= Given problem =
Can the data below be set down again exactly, line for line?

★ ★ ★

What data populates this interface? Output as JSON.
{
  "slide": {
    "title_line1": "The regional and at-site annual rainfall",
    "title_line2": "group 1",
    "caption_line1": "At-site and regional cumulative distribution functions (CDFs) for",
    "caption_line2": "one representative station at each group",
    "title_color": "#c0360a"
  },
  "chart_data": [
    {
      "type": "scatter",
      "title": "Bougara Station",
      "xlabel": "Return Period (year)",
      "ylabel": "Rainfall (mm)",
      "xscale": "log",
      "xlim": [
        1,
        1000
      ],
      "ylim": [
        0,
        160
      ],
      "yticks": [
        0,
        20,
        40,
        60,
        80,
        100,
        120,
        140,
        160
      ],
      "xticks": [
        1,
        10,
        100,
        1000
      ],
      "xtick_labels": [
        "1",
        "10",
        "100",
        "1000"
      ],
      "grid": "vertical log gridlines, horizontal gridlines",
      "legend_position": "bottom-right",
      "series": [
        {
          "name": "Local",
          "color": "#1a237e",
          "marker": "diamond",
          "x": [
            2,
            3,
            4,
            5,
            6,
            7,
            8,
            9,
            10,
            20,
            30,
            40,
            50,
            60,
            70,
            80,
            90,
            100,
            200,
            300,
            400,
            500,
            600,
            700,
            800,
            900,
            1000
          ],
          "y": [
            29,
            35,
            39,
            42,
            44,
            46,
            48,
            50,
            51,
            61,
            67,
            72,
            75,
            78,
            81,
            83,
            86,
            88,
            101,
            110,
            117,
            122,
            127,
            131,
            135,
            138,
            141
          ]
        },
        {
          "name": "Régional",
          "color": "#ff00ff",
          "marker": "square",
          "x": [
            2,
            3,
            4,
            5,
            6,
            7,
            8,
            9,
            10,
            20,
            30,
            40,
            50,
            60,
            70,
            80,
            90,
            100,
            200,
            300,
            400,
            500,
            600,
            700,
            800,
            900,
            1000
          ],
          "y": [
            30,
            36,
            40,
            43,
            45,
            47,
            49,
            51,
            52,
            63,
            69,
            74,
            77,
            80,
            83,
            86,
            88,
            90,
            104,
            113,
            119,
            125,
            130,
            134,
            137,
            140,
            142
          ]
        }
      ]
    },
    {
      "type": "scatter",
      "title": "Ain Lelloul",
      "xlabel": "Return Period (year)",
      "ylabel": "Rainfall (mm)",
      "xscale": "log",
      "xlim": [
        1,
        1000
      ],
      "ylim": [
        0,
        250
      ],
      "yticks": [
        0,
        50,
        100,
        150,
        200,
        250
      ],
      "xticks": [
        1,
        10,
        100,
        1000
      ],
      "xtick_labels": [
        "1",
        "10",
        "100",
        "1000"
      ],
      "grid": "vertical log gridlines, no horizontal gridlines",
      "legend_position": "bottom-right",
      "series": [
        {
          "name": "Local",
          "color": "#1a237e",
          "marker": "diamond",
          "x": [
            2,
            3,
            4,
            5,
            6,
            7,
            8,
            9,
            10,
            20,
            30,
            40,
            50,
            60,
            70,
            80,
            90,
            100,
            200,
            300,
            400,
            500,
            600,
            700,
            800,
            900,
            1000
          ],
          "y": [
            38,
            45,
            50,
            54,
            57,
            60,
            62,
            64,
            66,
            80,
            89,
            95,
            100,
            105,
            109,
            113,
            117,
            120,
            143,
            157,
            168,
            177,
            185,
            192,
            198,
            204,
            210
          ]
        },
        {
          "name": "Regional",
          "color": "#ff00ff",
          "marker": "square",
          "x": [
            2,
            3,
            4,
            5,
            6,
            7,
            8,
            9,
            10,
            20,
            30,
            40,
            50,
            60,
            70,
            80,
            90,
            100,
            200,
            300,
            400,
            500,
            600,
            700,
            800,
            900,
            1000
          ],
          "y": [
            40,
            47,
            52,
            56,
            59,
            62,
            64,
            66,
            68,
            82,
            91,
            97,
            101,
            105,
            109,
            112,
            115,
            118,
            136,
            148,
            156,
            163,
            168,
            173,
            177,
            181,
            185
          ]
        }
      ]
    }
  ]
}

★ ★ ★

= Answer below =
What data populates this interface? Output as JSON.
{
  "slide": {
    "title_line1": "The regional and at-site annual rainfall",
    "title_line2": "group 1",
    "caption_line1": "At-site and regional cumulative distribution functions (CDFs) for",
    "caption_line2": "one representative station at each group",
    "title_color": "#c0360a"
  },
  "chart_data": [
    {
      "type": "scatter",
      "title": "Bougara Station",
      "xlabel": "Return Period (year)",
      "ylabel": "Rainfall (mm)",
      "xscale": "log",
      "xlim": [
        1,
        1000
      ],
      "ylim": [
        0,
        160
      ],
      "yticks": [
        0,
        20,
        40,
        60,
        80,
        100,
        120,
        140,
        160
      ],
      "xticks": [
        1,
        10,
        100,
        1000
      ],
      "xtick_labels": [
        "1",
        "10",
        "100",
        "1000"
      ],
      "grid": "vertical log gridlines, horizontal gridlines",
      "legend_position": "bottom-right",
      "series": [
        {
          "name": "Local",
          "color": "#1a237e",
          "marker": "diamond",
          "x": [
            2,
            3,
            4,
            5,
            6,
            7,
            8,
            9,
            10,
            20,
            30,
            40,
            50,
            60,
            70,
            80,
            90,
            100,
            200,
            300,
            400,
            500,
            600,
            700,
            800,
            900,
            1000
          ],
          "y": [
            29,
            35,
            39,
            42,
            44,
            46,
            48,
            50,
            51,
            61,
            67,
            72,
            75,
            78,
            81,
            83,
            86,
            88,
            101,
            110,
            117,
            122,
            127,
            131,
            135,
            138,
            141
          ]
        },
        {
          "name": "Régional",
          "color": "#ff00ff",
          "marker": "square",
          "x": [
            2,
            3,
            4,
            5,
            6,
            7,
            8,
            9,
            10,
            20,
            30,
            40,
            50,
            60,
            70,
            80,
            90,
            100,
            200,
            300,
            400,
            500,
            600,
            700,
            800,
            900,
            1000
          ],
          "y": [
            30,
            36,
            40,
            43,
            45,
            47,
            49,
            51,
            52,
            63,
            69,
            74,
            77,
            80,
            83,
            86,
            88,
            90,
            104,
            113,
            119,
            125,
            130,
            134,
            137,
            140,
            142
          ]
        }
      ]
    },
    {
      "type": "scatter",
      "title": "Ain Lelloul",
      "xlabel": "Return Period (year)",
      "ylabel": "Rainfall (mm)",
      "xscale": "log",
      "xlim": [
        1,
        1000
      ],
      "ylim": [
        0,
        250
      ],
      "yticks": [
        0,
        50,
        100,
        150,
        200,
        250
      ],
      "xticks": [
        1,
        10,
        100,
        1000
      ],
      "xtick_labels": [
        "1",
        "10",
        "100",
        "1000"
      ],
      "grid": "vertical log gridlines, no horizontal gridlines",
      "legend_position": "bottom-right",
      "series": [
        {
          "name": "Local",
          "color": "#1a237e",
          "marker": "diamond",
          "x": [
            2,
            3,
            4,
            5,
            6,
            7,
            8,
            9,
            10,
            20,
            30,
            40,
            50,
            60,
            70,
            80,
            90,
            100,
            200,
            300,
            400,
            500,
            600,
            700,
            800,
            900,
            1000
          ],
          "y": [
            38,
            45,
            50,
            54,
            57,
            60,
            62,
            64,
            66,
            80,
            89,
            95,
            100,
            105,
            109,
            113,
            117,
            120,
            143,
            157,
            168,
            177,
            185,
            192,
            198,
            204,
            210
          ]
        },
        {
          "name": "Regional",
          "color": "#ff00ff",
          "marker": "square",
          "x": [
            2,
            3,
            4,
            5,
            6,
            7,
            8,
            9,
            10,
            20,
            30,
            40,
            50,
            60,
            70,
            80,
            90,
            100,
            200,
            300,
            400,
            500,
            600,
            700,
            800,
            900,
            1000
          ],
          "y": [
            40,
            47,
            52,
            56,
            59,
            62,
            64,
            66,
            68,
            82,
            91,
            97,
            101,
            105,
            109,
            112,
            115,
            118,
            136,
            148,
            156,
            163,
            168,
            173,
            177,
            181,
            185
          ]
        }
      ]
    }
  ]
}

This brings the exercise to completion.